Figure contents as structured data

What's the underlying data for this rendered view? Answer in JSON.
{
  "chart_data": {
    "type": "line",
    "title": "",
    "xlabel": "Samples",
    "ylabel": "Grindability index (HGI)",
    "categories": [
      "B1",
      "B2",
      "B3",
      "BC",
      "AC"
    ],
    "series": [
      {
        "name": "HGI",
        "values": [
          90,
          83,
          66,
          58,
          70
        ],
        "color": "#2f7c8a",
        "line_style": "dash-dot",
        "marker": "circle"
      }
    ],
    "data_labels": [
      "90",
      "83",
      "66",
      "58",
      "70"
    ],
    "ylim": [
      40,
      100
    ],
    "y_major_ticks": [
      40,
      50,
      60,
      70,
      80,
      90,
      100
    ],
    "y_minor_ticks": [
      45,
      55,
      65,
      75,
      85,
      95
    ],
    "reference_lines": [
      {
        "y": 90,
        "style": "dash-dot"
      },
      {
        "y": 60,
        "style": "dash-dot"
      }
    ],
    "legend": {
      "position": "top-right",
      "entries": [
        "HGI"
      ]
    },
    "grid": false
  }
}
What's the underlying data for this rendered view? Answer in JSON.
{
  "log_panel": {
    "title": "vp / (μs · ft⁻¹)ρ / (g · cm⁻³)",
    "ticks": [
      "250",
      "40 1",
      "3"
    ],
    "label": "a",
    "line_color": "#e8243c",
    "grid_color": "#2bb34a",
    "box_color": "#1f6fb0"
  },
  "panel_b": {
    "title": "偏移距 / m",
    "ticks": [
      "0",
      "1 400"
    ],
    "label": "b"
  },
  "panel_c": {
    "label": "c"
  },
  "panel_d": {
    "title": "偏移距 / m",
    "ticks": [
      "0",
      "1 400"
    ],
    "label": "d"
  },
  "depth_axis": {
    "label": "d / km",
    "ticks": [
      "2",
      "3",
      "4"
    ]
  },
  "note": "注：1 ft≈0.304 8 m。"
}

▸ **WHAT IS NEEDED**
Type the material above out again, exactly.

▸ **WORKED ANSWER**
What's the underlying data for this rendered view? Answer in JSON.
{
  "chart_data": {
    "type": "line",
    "title": "",
    "xlabel": "Samples",
    "ylabel": "Grindability index (HGI)",
    "categories": [
      "B1",
      "B2",
      "B3",
      "BC",
      "AC"
    ],
    "series": [
      {
        "name": "HGI",
        "values": [
          90,
          83,
          66,
          58,
          70
        ],
        "color": "#2f7c8a",
        "line_style": "dash-dot",
        "marker": "circle"
      }
    ],
    "data_labels": [
      "90",
      "83",
      "66",
      "58",
      "70"
    ],
    "ylim": [
      40,
      100
    ],
    "y_major_ticks": [
      40,
      50,
      60,
      70,
      80,
      90,
      100
    ],
    "y_minor_ticks": [
      45,
      55,
      65,
      75,
      85,
      95
    ],
    "reference_lines": [
      {
        "y": 90,
        "style": "dash-dot"
      },
      {
        "y": 60,
        "style": "dash-dot"
      }
    ],
    "legend": {
      "position": "top-right",
      "entries": [
        "HGI"
      ]
    },
    "grid": false
  }
}
What's the underlying data for this rendered view? Answer in JSON.
{
  "log_panel": {
    "title": "vp / (μs · ft⁻¹)ρ / (g · cm⁻³)",
    "ticks": [
      "250",
      "40 1",
      "3"
    ],
    "label": "a",
    "line_color": "#e8243c",
    "grid_color": "#2bb34a",
    "box_color": "#1f6fb0"
  },
  "panel_b": {
    "title": "偏移距 / m",
    "ticks": [
      "0",
      "1 400"
    ],
    "label": "b"
  },
  "panel_c": {
    "label": "c"
  },
  "panel_d": {
    "title": "偏移距 / m",
    "ticks": [
      "0",
      "1 400"
    ],
    "label": "d"
  },
  "depth_axis": {
    "label": "d / km",
    "ticks": [
      "2",
      "3",
      "4"
    ]
  },
  "note": "注：1 ft≈0.304 8 m。"
}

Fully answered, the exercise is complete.